:: Record set

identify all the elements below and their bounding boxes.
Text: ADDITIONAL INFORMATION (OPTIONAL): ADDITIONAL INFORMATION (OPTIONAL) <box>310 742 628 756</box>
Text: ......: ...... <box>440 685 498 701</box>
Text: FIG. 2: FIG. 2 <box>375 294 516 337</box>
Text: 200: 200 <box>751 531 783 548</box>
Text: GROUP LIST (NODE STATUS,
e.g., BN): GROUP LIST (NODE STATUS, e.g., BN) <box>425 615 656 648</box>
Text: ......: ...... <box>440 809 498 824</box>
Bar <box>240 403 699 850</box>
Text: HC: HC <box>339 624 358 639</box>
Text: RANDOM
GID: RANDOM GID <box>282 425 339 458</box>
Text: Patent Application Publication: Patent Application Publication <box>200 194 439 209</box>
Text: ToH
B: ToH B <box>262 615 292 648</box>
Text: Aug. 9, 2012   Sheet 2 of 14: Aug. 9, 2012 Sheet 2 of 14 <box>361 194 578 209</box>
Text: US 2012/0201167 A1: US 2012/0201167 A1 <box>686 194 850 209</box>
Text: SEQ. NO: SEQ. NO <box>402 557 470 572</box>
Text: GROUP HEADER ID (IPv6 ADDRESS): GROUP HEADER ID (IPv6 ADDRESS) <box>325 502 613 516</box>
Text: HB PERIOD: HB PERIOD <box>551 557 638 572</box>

::::

* _Directions for this task_:
Extract every line of the data above and reproduce it verbatim.

* _Solution to this problem_:
identify all the elements below and their bounding boxes.
Text: ADDITIONAL INFORMATION (OPTIONAL): ADDITIONAL INFORMATION (OPTIONAL) <box>310 742 628 756</box>
Text: ......: ...... <box>440 685 498 701</box>
Text: FIG. 2: FIG. 2 <box>375 294 516 337</box>
Text: 200: 200 <box>751 531 783 548</box>
Text: GROUP LIST (NODE STATUS,
e.g., BN): GROUP LIST (NODE STATUS, e.g., BN) <box>425 615 656 648</box>
Text: ......: ...... <box>440 809 498 824</box>
Bar <box>240 403 699 850</box>
Text: HC: HC <box>339 624 358 639</box>
Text: RANDOM
GID: RANDOM GID <box>282 425 339 458</box>
Text: Patent Application Publication: Patent Application Publication <box>200 194 439 209</box>
Text: ToH
B: ToH B <box>262 615 292 648</box>
Text: Aug. 9, 2012   Sheet 2 of 14: Aug. 9, 2012 Sheet 2 of 14 <box>361 194 578 209</box>
Text: US 2012/0201167 A1: US 2012/0201167 A1 <box>686 194 850 209</box>
Text: SEQ. NO: SEQ. NO <box>402 557 470 572</box>
Text: GROUP HEADER ID (IPv6 ADDRESS): GROUP HEADER ID (IPv6 ADDRESS) <box>325 502 613 516</box>
Text: HB PERIOD: HB PERIOD <box>551 557 638 572</box>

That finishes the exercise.